§ **Exercise requirements**
Go through the entries below and write each one out exactly.

§ **Records shown**

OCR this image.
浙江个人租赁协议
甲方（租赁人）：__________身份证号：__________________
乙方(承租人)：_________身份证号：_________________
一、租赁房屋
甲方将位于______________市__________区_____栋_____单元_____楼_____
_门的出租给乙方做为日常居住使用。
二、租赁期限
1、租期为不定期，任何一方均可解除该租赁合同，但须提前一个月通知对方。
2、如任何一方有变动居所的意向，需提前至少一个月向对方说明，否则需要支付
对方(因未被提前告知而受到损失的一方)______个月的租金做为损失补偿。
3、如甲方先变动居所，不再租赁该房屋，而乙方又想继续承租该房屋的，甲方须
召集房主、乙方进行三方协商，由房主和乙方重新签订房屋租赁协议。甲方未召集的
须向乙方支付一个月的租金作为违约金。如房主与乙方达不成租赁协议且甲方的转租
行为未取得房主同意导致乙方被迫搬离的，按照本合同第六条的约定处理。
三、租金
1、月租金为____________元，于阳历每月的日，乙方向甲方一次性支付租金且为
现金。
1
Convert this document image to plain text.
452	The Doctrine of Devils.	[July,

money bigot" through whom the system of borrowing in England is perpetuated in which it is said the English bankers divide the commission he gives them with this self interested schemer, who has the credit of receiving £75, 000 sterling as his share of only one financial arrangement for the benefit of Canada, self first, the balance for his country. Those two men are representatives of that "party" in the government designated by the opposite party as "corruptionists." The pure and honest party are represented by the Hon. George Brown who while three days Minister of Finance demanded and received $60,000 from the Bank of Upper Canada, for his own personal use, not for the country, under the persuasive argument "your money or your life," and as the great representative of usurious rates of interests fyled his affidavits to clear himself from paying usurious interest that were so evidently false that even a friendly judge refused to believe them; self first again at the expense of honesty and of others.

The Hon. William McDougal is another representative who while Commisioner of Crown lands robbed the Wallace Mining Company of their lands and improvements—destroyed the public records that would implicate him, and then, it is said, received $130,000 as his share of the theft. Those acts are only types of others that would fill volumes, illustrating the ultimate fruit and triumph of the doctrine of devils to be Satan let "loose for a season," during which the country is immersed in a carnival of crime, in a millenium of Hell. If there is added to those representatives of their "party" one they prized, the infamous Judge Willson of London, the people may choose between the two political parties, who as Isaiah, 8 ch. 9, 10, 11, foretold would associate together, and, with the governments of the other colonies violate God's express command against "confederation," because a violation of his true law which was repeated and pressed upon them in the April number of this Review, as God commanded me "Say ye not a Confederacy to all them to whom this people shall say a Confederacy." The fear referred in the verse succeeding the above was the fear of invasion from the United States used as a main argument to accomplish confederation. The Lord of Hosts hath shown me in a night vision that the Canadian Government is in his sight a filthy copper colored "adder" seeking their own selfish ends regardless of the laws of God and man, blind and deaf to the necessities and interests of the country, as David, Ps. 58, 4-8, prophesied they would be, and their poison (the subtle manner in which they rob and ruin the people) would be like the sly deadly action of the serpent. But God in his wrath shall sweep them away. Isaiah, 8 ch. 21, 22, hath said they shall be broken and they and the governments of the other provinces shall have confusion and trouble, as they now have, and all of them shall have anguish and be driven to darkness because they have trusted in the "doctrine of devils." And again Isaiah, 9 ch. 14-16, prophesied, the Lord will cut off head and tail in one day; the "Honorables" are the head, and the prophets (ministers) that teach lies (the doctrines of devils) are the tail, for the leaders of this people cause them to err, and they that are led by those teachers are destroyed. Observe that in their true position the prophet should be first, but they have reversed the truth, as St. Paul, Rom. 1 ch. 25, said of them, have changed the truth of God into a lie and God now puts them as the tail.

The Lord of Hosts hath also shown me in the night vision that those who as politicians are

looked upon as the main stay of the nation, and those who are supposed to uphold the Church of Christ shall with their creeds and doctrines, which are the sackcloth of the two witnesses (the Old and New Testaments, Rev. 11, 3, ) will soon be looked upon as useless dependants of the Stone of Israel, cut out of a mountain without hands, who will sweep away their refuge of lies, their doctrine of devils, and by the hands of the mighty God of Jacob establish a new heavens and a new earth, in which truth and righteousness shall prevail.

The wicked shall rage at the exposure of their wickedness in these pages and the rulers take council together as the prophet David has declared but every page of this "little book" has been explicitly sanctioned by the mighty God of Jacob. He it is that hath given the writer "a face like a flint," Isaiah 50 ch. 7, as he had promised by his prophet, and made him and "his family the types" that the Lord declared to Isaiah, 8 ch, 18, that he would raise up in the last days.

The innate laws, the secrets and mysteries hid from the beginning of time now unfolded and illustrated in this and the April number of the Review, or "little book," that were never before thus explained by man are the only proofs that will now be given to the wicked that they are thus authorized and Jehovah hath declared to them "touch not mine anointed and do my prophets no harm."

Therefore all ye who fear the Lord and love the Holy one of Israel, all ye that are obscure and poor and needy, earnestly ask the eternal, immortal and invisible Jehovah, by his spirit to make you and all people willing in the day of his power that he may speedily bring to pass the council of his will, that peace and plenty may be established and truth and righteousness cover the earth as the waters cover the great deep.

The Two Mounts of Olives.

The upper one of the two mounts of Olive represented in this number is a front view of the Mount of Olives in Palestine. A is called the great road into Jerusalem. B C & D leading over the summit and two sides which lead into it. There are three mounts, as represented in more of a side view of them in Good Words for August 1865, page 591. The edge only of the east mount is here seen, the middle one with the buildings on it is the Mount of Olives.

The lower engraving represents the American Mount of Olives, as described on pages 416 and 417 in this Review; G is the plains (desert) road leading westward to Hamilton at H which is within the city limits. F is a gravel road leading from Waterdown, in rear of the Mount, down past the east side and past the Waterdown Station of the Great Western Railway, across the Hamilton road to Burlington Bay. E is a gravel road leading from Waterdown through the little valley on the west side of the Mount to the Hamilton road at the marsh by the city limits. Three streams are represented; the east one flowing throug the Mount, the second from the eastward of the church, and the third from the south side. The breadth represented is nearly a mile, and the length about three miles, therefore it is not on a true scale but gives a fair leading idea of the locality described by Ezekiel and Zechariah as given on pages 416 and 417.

§ **Answer**
OCR this image.
浙江个人租赁协议
甲方（租赁人）：__________身份证号：__________________
乙方(承租人)：_________身份证号：_________________
一、租赁房屋
甲方将位于______________市__________区_____栋_____单元_____楼_____
_门的出租给乙方做为日常居住使用。
二、租赁期限
1、租期为不定期，任何一方均可解除该租赁合同，但须提前一个月通知对方。
2、如任何一方有变动居所的意向，需提前至少一个月向对方说明，否则需要支付
对方(因未被提前告知而受到损失的一方)______个月的租金做为损失补偿。
3、如甲方先变动居所，不再租赁该房屋，而乙方又想继续承租该房屋的，甲方须
召集房主、乙方进行三方协商，由房主和乙方重新签订房屋租赁协议。甲方未召集的
须向乙方支付一个月的租金作为违约金。如房主与乙方达不成租赁协议且甲方的转租
行为未取得房主同意导致乙方被迫搬离的，按照本合同第六条的约定处理。
三、租金
1、月租金为____________元，于阳历每月的日，乙方向甲方一次性支付租金且为
现金。
1
Convert this document image to plain text.
452	The Doctrine of Devils.	[July,

money bigot" through whom the system of borrowing in England is perpetuated in which it is said the English bankers divide the commission he gives them with this self interested schemer, who has the credit of receiving £75, 000 sterling as his share of only one financial arrangement for the benefit of Canada, self first, the balance for his country. Those two men are representatives of that "party" in the government designated by the opposite party as "corruptionists." The pure and honest party are represented by the Hon. George Brown who while three days Minister of Finance demanded and received $60,000 from the Bank of Upper Canada, for his own personal use, not for the country, under the persuasive argument "your money or your life," and as the great representative of usurious rates of interests fyled his affidavits to clear himself from paying usurious interest that were so evidently false that even a friendly judge refused to believe them; self first again at the expense of honesty and of others.

The Hon. William McDougal is another representative who while Commisioner of Crown lands robbed the Wallace Mining Company of their lands and improvements—destroyed the public records that would implicate him, and then, it is said, received $130,000 as his share of the theft. Those acts are only types of others that would fill volumes, illustrating the ultimate fruit and triumph of the doctrine of devils to be Satan let "loose for a season," during which the country is immersed in a carnival of crime, in a millenium of Hell. If there is added to those representatives of their "party" one they prized, the infamous Judge Willson of London, the people may choose between the two political parties, who as Isaiah, 8 ch. 9, 10, 11, foretold would associate together, and, with the governments of the other colonies violate God's express command against "confederation," because a violation of his true law which was repeated and pressed upon them in the April number of this Review, as God commanded me "Say ye not a Confederacy to all them to whom this people shall say a Confederacy." The fear referred in the verse succeeding the above was the fear of invasion from the United States used as a main argument to accomplish confederation. The Lord of Hosts hath shown me in a night vision that the Canadian Government is in his sight a filthy copper colored "adder" seeking their own selfish ends regardless of the laws of God and man, blind and deaf to the necessities and interests of the country, as David, Ps. 58, 4-8, prophesied they would be, and their poison (the subtle manner in which they rob and ruin the people) would be like the sly deadly action of the serpent. But God in his wrath shall sweep them away. Isaiah, 8 ch. 21, 22, hath said they shall be broken and they and the governments of the other provinces shall have confusion and trouble, as they now have, and all of them shall have anguish and be driven to darkness because they have trusted in the "doctrine of devils." And again Isaiah, 9 ch. 14-16, prophesied, the Lord will cut off head and tail in one day; the "Honorables" are the head, and the prophets (ministers) that teach lies (the doctrines of devils) are the tail, for the leaders of this people cause them to err, and they that are led by those teachers are destroyed. Observe that in their true position the prophet should be first, but they have reversed the truth, as St. Paul, Rom. 1 ch. 25, said of them, have changed the truth of God into a lie and God now puts them as the tail.

The Lord of Hosts hath also shown me in the night vision that those who as politicians are

looked upon as the main stay of the nation, and those who are supposed to uphold the Church of Christ shall with their creeds and doctrines, which are the sackcloth of the two witnesses (the Old and New Testaments, Rev. 11, 3, ) will soon be looked upon as useless dependants of the Stone of Israel, cut out of a mountain without hands, who will sweep away their refuge of lies, their doctrine of devils, and by the hands of the mighty God of Jacob establish a new heavens and a new earth, in which truth and righteousness shall prevail.

The wicked shall rage at the exposure of their wickedness in these pages and the rulers take council together as the prophet David has declared but every page of this "little book" has been explicitly sanctioned by the mighty God of Jacob. He it is that hath given the writer "a face like a flint," Isaiah 50 ch. 7, as he had promised by his prophet, and made him and "his family the types" that the Lord declared to Isaiah, 8 ch, 18, that he would raise up in the last days.

The innate laws, the secrets and mysteries hid from the beginning of time now unfolded and illustrated in this and the April number of the Review, or "little book," that were never before thus explained by man are the only proofs that will now be given to the wicked that they are thus authorized and Jehovah hath declared to them "touch not mine anointed and do my prophets no harm."

Therefore all ye who fear the Lord and love the Holy one of Israel, all ye that are obscure and poor and needy, earnestly ask the eternal, immortal and invisible Jehovah, by his spirit to make you and all people willing in the day of his power that he may speedily bring to pass the council of his will, that peace and plenty may be established and truth and righteousness cover the earth as the waters cover the great deep.

The Two Mounts of Olives.

The upper one of the two mounts of Olive represented in this number is a front view of the Mount of Olives in Palestine. A is called the great road into Jerusalem. B C & D leading over the summit and two sides which lead into it. There are three mounts, as represented in more of a side view of them in Good Words for August 1865, page 591. The edge only of the east mount is here seen, the middle one with the buildings on it is the Mount of Olives.

The lower engraving represents the American Mount of Olives, as described on pages 416 and 417 in this Review; G is the plains (desert) road leading westward to Hamilton at H which is within the city limits. F is a gravel road leading from Waterdown, in rear of the Mount, down past the east side and past the Waterdown Station of the Great Western Railway, across the Hamilton road to Burlington Bay. E is a gravel road leading from Waterdown through the little valley on the west side of the Mount to the Hamilton road at the marsh by the city limits. Three streams are represented; the east one flowing throug the Mount, the second from the eastward of the church, and the third from the south side. The breadth represented is nearly a mile, and the length about three miles, therefore it is not on a true scale but gives a fair leading idea of the locality described by Ezekiel and Zechariah as given on pages 416 and 417.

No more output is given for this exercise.